#### Input
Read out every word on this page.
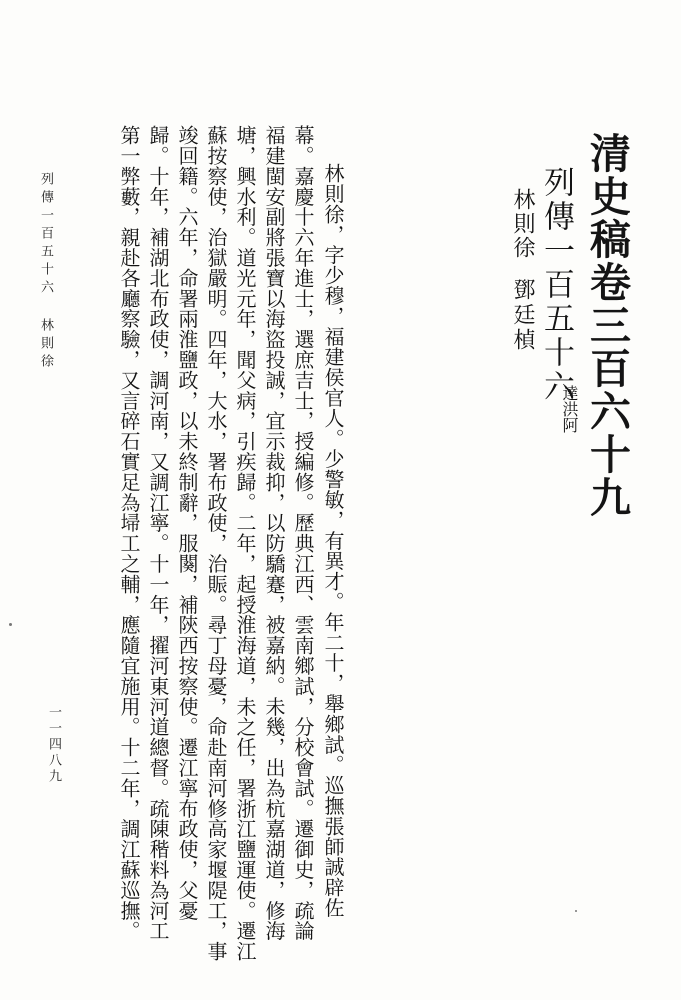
清史稿卷三百六十九
列傳一百五十六
林則徐
鄧廷楨
達洪阿
林則徐，字少穆，福建侯官人。少警敏，有異才。年二十，舉鄉試。巡撫張師誠辟佐
幕。嘉慶十六年進士，選庶吉士，授編修。歷典江西、雲南鄉試，分校會試。遷御史，疏論
福建閩安副將張寶以海盜投誠，宜示裁抑，以防驕蹇，被嘉納。未幾，出為杭嘉湖道，修海
塘，興水利。道光元年，聞父病，引疾歸。二年，起授淮海道，未之任，署浙江鹽運使。遷江
蘇按察使，治獄嚴明。四年，大水，署布政使，治賑。尋丁母憂，命赴南河修高家堰隄工，事
竣回籍。六年，命署兩淮鹽政，以未終制辭，服闋，補陝西按察使。遷江寧布政使，父憂
歸。十年，補湖北布政使，調河南，又調江寧。十一年，擢河東河道總督。疏陳稭料為河工
第一弊藪，親赴各廳察驗，又言碎石實足為埽工之輔，應隨宜施用。十二年，調江蘇巡撫。
列傳一百五十六 林則徐
一一四八九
########
### Written request
Transcribe every line from the records above without alteration, and leave out the images.

### Correct result
Read out every word on this page.
清史稿卷三百六十九
列傳一百五十六
林則徐
鄧廷楨
達洪阿
林則徐，字少穆，福建侯官人。少警敏，有異才。年二十，舉鄉試。巡撫張師誠辟佐
幕。嘉慶十六年進士，選庶吉士，授編修。歷典江西、雲南鄉試，分校會試。遷御史，疏論
福建閩安副將張寶以海盜投誠，宜示裁抑，以防驕蹇，被嘉納。未幾，出為杭嘉湖道，修海
塘，興水利。道光元年，聞父病，引疾歸。二年，起授淮海道，未之任，署浙江鹽運使。遷江
蘇按察使，治獄嚴明。四年，大水，署布政使，治賑。尋丁母憂，命赴南河修高家堰隄工，事
竣回籍。六年，命署兩淮鹽政，以未終制辭，服闋，補陝西按察使。遷江寧布政使，父憂
歸。十年，補湖北布政使，調河南，又調江寧。十一年，擢河東河道總督。疏陳稭料為河工
第一弊藪，親赴各廳察驗，又言碎石實足為埽工之輔，應隨宜施用。十二年，調江蘇巡撫。
列傳一百五十六 林則徐
一一四八九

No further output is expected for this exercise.